- EXERCISE REQUIREMENTS -
Reproduce all of the data exactly, with no line skipped.

- DATA LISTING -
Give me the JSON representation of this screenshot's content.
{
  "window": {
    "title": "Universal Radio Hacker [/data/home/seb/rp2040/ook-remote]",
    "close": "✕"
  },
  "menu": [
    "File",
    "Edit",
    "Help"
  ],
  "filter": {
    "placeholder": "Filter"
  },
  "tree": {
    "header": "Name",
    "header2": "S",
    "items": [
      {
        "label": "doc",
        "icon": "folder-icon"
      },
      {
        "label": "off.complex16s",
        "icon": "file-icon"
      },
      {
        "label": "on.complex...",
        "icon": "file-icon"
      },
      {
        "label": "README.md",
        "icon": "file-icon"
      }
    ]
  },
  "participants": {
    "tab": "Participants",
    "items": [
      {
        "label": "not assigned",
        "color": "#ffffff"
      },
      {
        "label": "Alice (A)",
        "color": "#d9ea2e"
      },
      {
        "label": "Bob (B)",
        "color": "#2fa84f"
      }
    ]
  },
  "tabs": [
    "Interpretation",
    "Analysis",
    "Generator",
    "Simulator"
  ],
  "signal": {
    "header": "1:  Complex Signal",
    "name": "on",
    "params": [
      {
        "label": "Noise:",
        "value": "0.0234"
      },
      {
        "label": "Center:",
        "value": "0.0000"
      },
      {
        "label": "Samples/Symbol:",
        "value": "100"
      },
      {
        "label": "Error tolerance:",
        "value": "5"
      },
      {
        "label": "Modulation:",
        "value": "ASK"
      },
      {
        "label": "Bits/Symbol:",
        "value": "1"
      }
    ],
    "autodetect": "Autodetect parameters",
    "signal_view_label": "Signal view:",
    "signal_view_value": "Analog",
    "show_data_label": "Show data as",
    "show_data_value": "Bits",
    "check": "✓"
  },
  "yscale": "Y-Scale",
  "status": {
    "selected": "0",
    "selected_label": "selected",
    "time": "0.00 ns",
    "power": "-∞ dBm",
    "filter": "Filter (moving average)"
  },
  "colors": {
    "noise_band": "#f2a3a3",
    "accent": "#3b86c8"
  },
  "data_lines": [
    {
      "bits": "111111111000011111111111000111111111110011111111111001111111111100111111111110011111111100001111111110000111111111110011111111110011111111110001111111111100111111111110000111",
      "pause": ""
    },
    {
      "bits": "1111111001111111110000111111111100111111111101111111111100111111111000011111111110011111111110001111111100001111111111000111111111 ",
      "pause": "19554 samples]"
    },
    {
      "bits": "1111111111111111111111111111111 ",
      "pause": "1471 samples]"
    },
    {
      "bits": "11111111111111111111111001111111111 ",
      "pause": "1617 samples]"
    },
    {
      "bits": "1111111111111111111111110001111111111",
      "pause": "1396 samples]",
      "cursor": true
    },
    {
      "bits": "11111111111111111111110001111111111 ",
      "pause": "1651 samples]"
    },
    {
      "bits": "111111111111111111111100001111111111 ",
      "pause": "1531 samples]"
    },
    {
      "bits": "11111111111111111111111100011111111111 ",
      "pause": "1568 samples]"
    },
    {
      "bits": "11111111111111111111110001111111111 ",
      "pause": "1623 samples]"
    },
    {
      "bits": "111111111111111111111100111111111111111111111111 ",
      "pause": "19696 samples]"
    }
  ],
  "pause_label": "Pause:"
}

- ANSWER TO THIS TASK -
Give me the JSON representation of this screenshot's content.
{
  "window": {
    "title": "Universal Radio Hacker [/data/home/seb/rp2040/ook-remote]",
    "close": "✕"
  },
  "menu": [
    "File",
    "Edit",
    "Help"
  ],
  "filter": {
    "placeholder": "Filter"
  },
  "tree": {
    "header": "Name",
    "header2": "S",
    "items": [
      {
        "label": "doc",
        "icon": "folder-icon"
      },
      {
        "label": "off.complex16s",
        "icon": "file-icon"
      },
      {
        "label": "on.complex...",
        "icon": "file-icon"
      },
      {
        "label": "README.md",
        "icon": "file-icon"
      }
    ]
  },
  "participants": {
    "tab": "Participants",
    "items": [
      {
        "label": "not assigned",
        "color": "#ffffff"
      },
      {
        "label": "Alice (A)",
        "color": "#d9ea2e"
      },
      {
        "label": "Bob (B)",
        "color": "#2fa84f"
      }
    ]
  },
  "tabs": [
    "Interpretation",
    "Analysis",
    "Generator",
    "Simulator"
  ],
  "signal": {
    "header": "1:  Complex Signal",
    "name": "on",
    "params": [
      {
        "label": "Noise:",
        "value": "0.0234"
      },
      {
        "label": "Center:",
        "value": "0.0000"
      },
      {
        "label": "Samples/Symbol:",
        "value": "100"
      },
      {
        "label": "Error tolerance:",
        "value": "5"
      },
      {
        "label": "Modulation:",
        "value": "ASK"
      },
      {
        "label": "Bits/Symbol:",
        "value": "1"
      }
    ],
    "autodetect": "Autodetect parameters",
    "signal_view_label": "Signal view:",
    "signal_view_value": "Analog",
    "show_data_label": "Show data as",
    "show_data_value": "Bits",
    "check": "✓"
  },
  "yscale": "Y-Scale",
  "status": {
    "selected": "0",
    "selected_label": "selected",
    "time": "0.00 ns",
    "power": "-∞ dBm",
    "filter": "Filter (moving average)"
  },
  "colors": {
    "noise_band": "#f2a3a3",
    "accent": "#3b86c8"
  },
  "data_lines": [
    {
      "bits": "111111111000011111111111000111111111110011111111111001111111111100111111111110011111111100001111111110000111111111110011111111110011111111110001111111111100111111111110000111",
      "pause": ""
    },
    {
      "bits": "1111111001111111110000111111111100111111111101111111111100111111111000011111111110011111111110001111111100001111111111000111111111 ",
      "pause": "19554 samples]"
    },
    {
      "bits": "1111111111111111111111111111111 ",
      "pause": "1471 samples]"
    },
    {
      "bits": "11111111111111111111111001111111111 ",
      "pause": "1617 samples]"
    },
    {
      "bits": "1111111111111111111111110001111111111",
      "pause": "1396 samples]",
      "cursor": true
    },
    {
      "bits": "11111111111111111111110001111111111 ",
      "pause": "1651 samples]"
    },
    {
      "bits": "111111111111111111111100001111111111 ",
      "pause": "1531 samples]"
    },
    {
      "bits": "11111111111111111111111100011111111111 ",
      "pause": "1568 samples]"
    },
    {
      "bits": "11111111111111111111110001111111111 ",
      "pause": "1623 samples]"
    },
    {
      "bits": "111111111111111111111100111111111111111111111111 ",
      "pause": "19696 samples]"
    }
  ],
  "pause_label": "Pause:"
}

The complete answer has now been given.